(Collection entries)
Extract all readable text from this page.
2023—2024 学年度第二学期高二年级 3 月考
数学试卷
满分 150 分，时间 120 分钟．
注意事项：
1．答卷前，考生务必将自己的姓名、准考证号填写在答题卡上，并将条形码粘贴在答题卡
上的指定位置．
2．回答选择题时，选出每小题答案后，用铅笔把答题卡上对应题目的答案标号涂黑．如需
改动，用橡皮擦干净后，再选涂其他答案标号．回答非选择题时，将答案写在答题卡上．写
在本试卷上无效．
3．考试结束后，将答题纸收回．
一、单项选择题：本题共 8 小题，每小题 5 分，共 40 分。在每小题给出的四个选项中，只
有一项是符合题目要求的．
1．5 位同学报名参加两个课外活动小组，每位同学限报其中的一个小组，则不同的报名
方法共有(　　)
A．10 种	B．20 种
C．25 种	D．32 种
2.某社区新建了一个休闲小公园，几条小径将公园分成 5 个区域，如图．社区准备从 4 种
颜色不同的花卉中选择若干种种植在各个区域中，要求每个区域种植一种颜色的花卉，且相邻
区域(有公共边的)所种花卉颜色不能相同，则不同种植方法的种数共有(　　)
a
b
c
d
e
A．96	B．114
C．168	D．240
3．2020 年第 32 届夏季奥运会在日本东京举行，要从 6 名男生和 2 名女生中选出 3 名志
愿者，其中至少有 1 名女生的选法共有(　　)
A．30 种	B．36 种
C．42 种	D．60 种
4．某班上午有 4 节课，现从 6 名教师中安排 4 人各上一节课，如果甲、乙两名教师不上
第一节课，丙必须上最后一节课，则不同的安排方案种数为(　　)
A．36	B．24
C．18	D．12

Work required:
Please restate the data word for word, every record included.

Written reply:
Extract all readable text from this page.
2023—2024 学年度第二学期高二年级 3 月考
数学试卷
满分 150 分，时间 120 分钟．
注意事项：
1．答卷前，考生务必将自己的姓名、准考证号填写在答题卡上，并将条形码粘贴在答题卡
上的指定位置．
2．回答选择题时，选出每小题答案后，用铅笔把答题卡上对应题目的答案标号涂黑．如需
改动，用橡皮擦干净后，再选涂其他答案标号．回答非选择题时，将答案写在答题卡上．写
在本试卷上无效．
3．考试结束后，将答题纸收回．
一、单项选择题：本题共 8 小题，每小题 5 分，共 40 分。在每小题给出的四个选项中，只
有一项是符合题目要求的．
1．5 位同学报名参加两个课外活动小组，每位同学限报其中的一个小组，则不同的报名
方法共有(　　)
A．10 种	B．20 种
C．25 种	D．32 种
2.某社区新建了一个休闲小公园，几条小径将公园分成 5 个区域，如图．社区准备从 4 种
颜色不同的花卉中选择若干种种植在各个区域中，要求每个区域种植一种颜色的花卉，且相邻
区域(有公共边的)所种花卉颜色不能相同，则不同种植方法的种数共有(　　)
a
b
c
d
e
A．96	B．114
C．168	D．240
3．2020 年第 32 届夏季奥运会在日本东京举行，要从 6 名男生和 2 名女生中选出 3 名志
愿者，其中至少有 1 名女生的选法共有(　　)
A．30 种	B．36 种
C．42 种	D．60 种
4．某班上午有 4 节课，现从 6 名教师中安排 4 人各上一节课，如果甲、乙两名教师不上
第一节课，丙必须上最后一节课，则不同的安排方案种数为(　　)
A．36	B．24
C．18	D．12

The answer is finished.